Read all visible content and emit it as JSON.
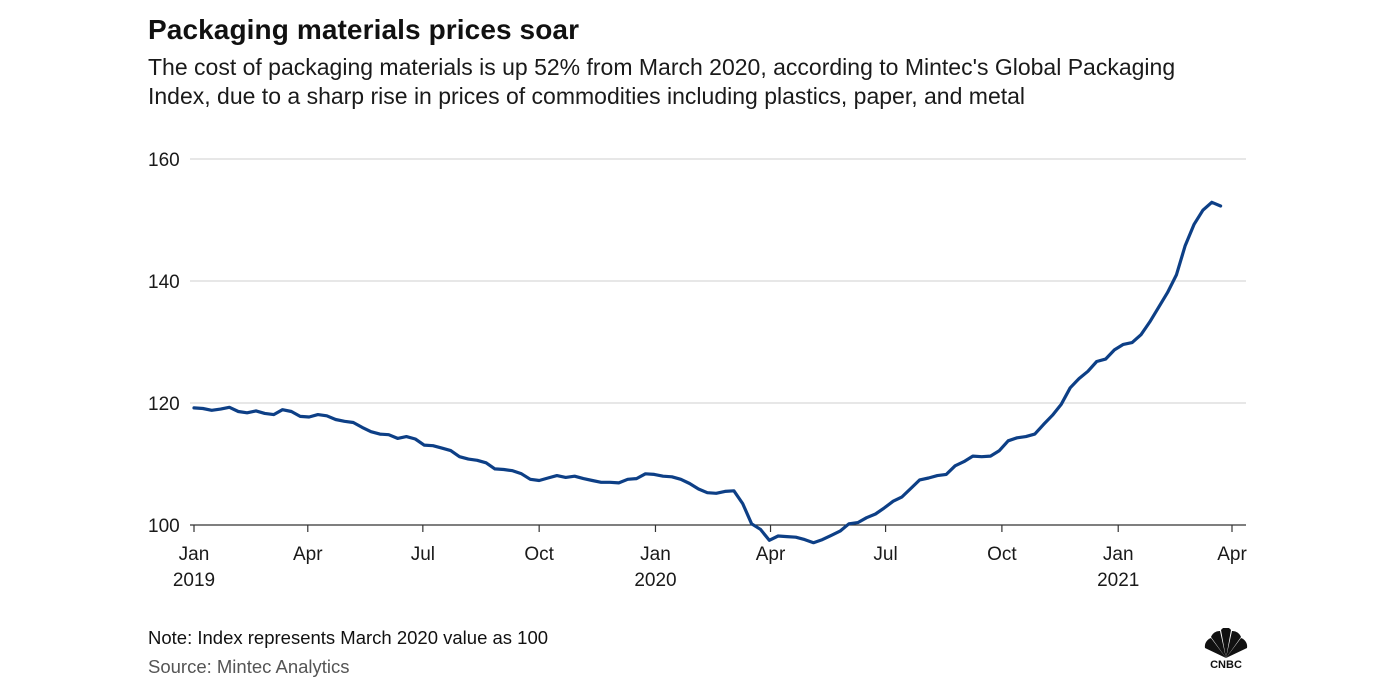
{
  "header": {
    "title": "Packaging materials prices soar",
    "subtitle": "The cost of packaging materials is up 52% from March 2020, according to Mintec's Global Packaging Index, due to a sharp rise in prices of commodities including plastics, paper, and metal"
  },
  "footer": {
    "note": "Note: Index represents March 2020 value as 100",
    "source": "Source: Mintec Analytics",
    "logo_text": "CNBC"
  },
  "colors": {
    "line": "#0d3f86",
    "grid": "#cfcfcf",
    "axis": "#333333"
  },
  "chart_data": {
    "type": "line",
    "title": "Packaging materials prices soar",
    "xlabel": "",
    "ylabel": "",
    "ylim": [
      100,
      160
    ],
    "yticks": [
      100,
      120,
      140,
      160
    ],
    "grid": true,
    "xticks": [
      {
        "date": "2019-01-01",
        "label": "Jan",
        "year": "2019"
      },
      {
        "date": "2019-04-01",
        "label": "Apr",
        "year": ""
      },
      {
        "date": "2019-07-01",
        "label": "Jul",
        "year": ""
      },
      {
        "date": "2019-10-01",
        "label": "Oct",
        "year": ""
      },
      {
        "date": "2020-01-01",
        "label": "Jan",
        "year": "2020"
      },
      {
        "date": "2020-04-01",
        "label": "Apr",
        "year": ""
      },
      {
        "date": "2020-07-01",
        "label": "Jul",
        "year": ""
      },
      {
        "date": "2020-10-01",
        "label": "Oct",
        "year": ""
      },
      {
        "date": "2021-01-01",
        "label": "Jan",
        "year": "2021"
      },
      {
        "date": "2021-04-01",
        "label": "Apr",
        "year": ""
      }
    ],
    "series": [
      {
        "name": "",
        "points": [
          [
            "2019-01-01",
            119.2
          ],
          [
            "2019-01-08",
            119.1
          ],
          [
            "2019-01-15",
            118.8
          ],
          [
            "2019-01-22",
            119.0
          ],
          [
            "2019-01-29",
            119.3
          ],
          [
            "2019-02-05",
            118.6
          ],
          [
            "2019-02-12",
            118.4
          ],
          [
            "2019-02-19",
            118.7
          ],
          [
            "2019-02-26",
            118.3
          ],
          [
            "2019-03-05",
            118.1
          ],
          [
            "2019-03-12",
            118.9
          ],
          [
            "2019-03-19",
            118.6
          ],
          [
            "2019-03-26",
            117.8
          ],
          [
            "2019-04-02",
            117.7
          ],
          [
            "2019-04-09",
            118.1
          ],
          [
            "2019-04-16",
            117.9
          ],
          [
            "2019-04-23",
            117.3
          ],
          [
            "2019-04-30",
            117.0
          ],
          [
            "2019-05-07",
            116.8
          ],
          [
            "2019-05-14",
            116.0
          ],
          [
            "2019-05-21",
            115.3
          ],
          [
            "2019-05-28",
            114.9
          ],
          [
            "2019-06-04",
            114.8
          ],
          [
            "2019-06-11",
            114.2
          ],
          [
            "2019-06-18",
            114.5
          ],
          [
            "2019-06-25",
            114.1
          ],
          [
            "2019-07-02",
            113.1
          ],
          [
            "2019-07-09",
            113.0
          ],
          [
            "2019-07-16",
            112.6
          ],
          [
            "2019-07-23",
            112.2
          ],
          [
            "2019-07-30",
            111.2
          ],
          [
            "2019-08-06",
            110.8
          ],
          [
            "2019-08-13",
            110.6
          ],
          [
            "2019-08-20",
            110.2
          ],
          [
            "2019-08-27",
            109.2
          ],
          [
            "2019-09-03",
            109.1
          ],
          [
            "2019-09-10",
            108.9
          ],
          [
            "2019-09-17",
            108.4
          ],
          [
            "2019-09-24",
            107.5
          ],
          [
            "2019-10-01",
            107.3
          ],
          [
            "2019-10-08",
            107.7
          ],
          [
            "2019-10-15",
            108.1
          ],
          [
            "2019-10-22",
            107.8
          ],
          [
            "2019-10-29",
            108.0
          ],
          [
            "2019-11-05",
            107.6
          ],
          [
            "2019-11-12",
            107.3
          ],
          [
            "2019-11-19",
            107.0
          ],
          [
            "2019-11-26",
            107.0
          ],
          [
            "2019-12-03",
            106.9
          ],
          [
            "2019-12-10",
            107.5
          ],
          [
            "2019-12-17",
            107.6
          ],
          [
            "2019-12-24",
            108.4
          ],
          [
            "2019-12-31",
            108.3
          ],
          [
            "2020-01-07",
            108.0
          ],
          [
            "2020-01-14",
            107.9
          ],
          [
            "2020-01-21",
            107.5
          ],
          [
            "2020-01-28",
            106.8
          ],
          [
            "2020-02-04",
            105.9
          ],
          [
            "2020-02-11",
            105.3
          ],
          [
            "2020-02-18",
            105.2
          ],
          [
            "2020-02-25",
            105.5
          ],
          [
            "2020-03-03",
            105.6
          ],
          [
            "2020-03-10",
            103.5
          ],
          [
            "2020-03-17",
            100.2
          ],
          [
            "2020-03-24",
            99.3
          ],
          [
            "2020-03-31",
            97.5
          ],
          [
            "2020-04-07",
            98.2
          ],
          [
            "2020-04-14",
            98.1
          ],
          [
            "2020-04-21",
            98.0
          ],
          [
            "2020-04-28",
            97.6
          ],
          [
            "2020-05-05",
            97.1
          ],
          [
            "2020-05-12",
            97.6
          ],
          [
            "2020-05-19",
            98.3
          ],
          [
            "2020-05-26",
            99.0
          ],
          [
            "2020-06-02",
            100.2
          ],
          [
            "2020-06-09",
            100.4
          ],
          [
            "2020-06-16",
            101.2
          ],
          [
            "2020-06-23",
            101.8
          ],
          [
            "2020-06-30",
            102.8
          ],
          [
            "2020-07-07",
            103.9
          ],
          [
            "2020-07-14",
            104.6
          ],
          [
            "2020-07-21",
            106.0
          ],
          [
            "2020-07-28",
            107.4
          ],
          [
            "2020-08-04",
            107.7
          ],
          [
            "2020-08-11",
            108.1
          ],
          [
            "2020-08-18",
            108.3
          ],
          [
            "2020-08-25",
            109.7
          ],
          [
            "2020-09-01",
            110.4
          ],
          [
            "2020-09-08",
            111.3
          ],
          [
            "2020-09-15",
            111.2
          ],
          [
            "2020-09-22",
            111.3
          ],
          [
            "2020-09-29",
            112.2
          ],
          [
            "2020-10-06",
            113.8
          ],
          [
            "2020-10-13",
            114.3
          ],
          [
            "2020-10-20",
            114.5
          ],
          [
            "2020-10-27",
            114.9
          ],
          [
            "2020-11-03",
            116.5
          ],
          [
            "2020-11-10",
            118.0
          ],
          [
            "2020-11-17",
            119.8
          ],
          [
            "2020-11-24",
            122.5
          ],
          [
            "2020-12-01",
            124.0
          ],
          [
            "2020-12-08",
            125.2
          ],
          [
            "2020-12-15",
            126.8
          ],
          [
            "2020-12-22",
            127.2
          ],
          [
            "2020-12-29",
            128.7
          ],
          [
            "2021-01-05",
            129.6
          ],
          [
            "2021-01-12",
            129.9
          ],
          [
            "2021-01-19",
            131.2
          ],
          [
            "2021-01-26",
            133.3
          ],
          [
            "2021-02-02",
            135.7
          ],
          [
            "2021-02-09",
            138.1
          ],
          [
            "2021-02-16",
            141.0
          ],
          [
            "2021-02-23",
            145.8
          ],
          [
            "2021-03-02",
            149.3
          ],
          [
            "2021-03-09",
            151.6
          ],
          [
            "2021-03-16",
            152.9
          ],
          [
            "2021-03-23",
            152.3
          ]
        ]
      }
    ]
  }
}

------------------------

* _EXERCISE REQUIREMENTS_
Copy all lines from the material that contain "March".

* _EXERCISE ANSWER_
    "subtitle": "The cost of packaging materials is up 52% from March 2020, according to Mintec's Global Packaging Index, due to a sharp rise in prices of commodities including plastics, paper, and metal"
    "note": "Note: Index represents March 2020 value as 100",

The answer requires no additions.